--- SHORT PROBLEM ---
Extract all lines that hold the string "number".

[Dataset records]
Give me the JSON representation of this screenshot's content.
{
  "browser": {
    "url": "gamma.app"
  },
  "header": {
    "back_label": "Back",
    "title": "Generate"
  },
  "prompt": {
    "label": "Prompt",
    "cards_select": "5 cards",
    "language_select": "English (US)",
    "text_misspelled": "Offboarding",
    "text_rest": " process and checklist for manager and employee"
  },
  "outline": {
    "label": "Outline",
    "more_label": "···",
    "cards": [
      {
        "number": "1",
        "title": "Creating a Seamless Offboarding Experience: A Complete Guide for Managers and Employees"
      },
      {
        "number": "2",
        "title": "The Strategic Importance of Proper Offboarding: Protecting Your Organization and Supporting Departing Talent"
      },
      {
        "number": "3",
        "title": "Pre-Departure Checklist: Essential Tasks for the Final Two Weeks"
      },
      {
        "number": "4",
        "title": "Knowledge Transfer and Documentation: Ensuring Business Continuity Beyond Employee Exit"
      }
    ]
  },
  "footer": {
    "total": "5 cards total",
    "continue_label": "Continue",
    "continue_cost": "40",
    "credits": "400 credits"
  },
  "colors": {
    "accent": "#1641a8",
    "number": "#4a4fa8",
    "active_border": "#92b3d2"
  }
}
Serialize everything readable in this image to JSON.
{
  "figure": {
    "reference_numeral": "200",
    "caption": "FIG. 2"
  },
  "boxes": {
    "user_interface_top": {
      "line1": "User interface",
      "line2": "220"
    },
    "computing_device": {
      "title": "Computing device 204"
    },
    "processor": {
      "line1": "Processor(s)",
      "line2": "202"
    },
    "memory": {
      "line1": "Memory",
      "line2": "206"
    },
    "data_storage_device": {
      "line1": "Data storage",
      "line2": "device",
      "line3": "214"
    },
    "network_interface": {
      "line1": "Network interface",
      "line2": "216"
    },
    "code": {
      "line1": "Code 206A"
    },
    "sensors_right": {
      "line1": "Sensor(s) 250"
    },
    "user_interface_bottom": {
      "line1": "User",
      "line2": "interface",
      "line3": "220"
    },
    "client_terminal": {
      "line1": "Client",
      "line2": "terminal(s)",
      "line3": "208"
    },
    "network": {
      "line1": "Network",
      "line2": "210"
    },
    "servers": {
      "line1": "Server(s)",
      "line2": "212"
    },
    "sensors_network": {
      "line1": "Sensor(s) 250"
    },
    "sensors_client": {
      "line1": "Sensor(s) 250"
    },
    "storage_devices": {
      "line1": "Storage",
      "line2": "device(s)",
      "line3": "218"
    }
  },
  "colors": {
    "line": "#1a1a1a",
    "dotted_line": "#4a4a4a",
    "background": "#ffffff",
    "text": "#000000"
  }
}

--- ANSWER ---
        "number": "1",
        "number": "2",
        "number": "3",
        "number": "4",
    "number": "#4a4fa8",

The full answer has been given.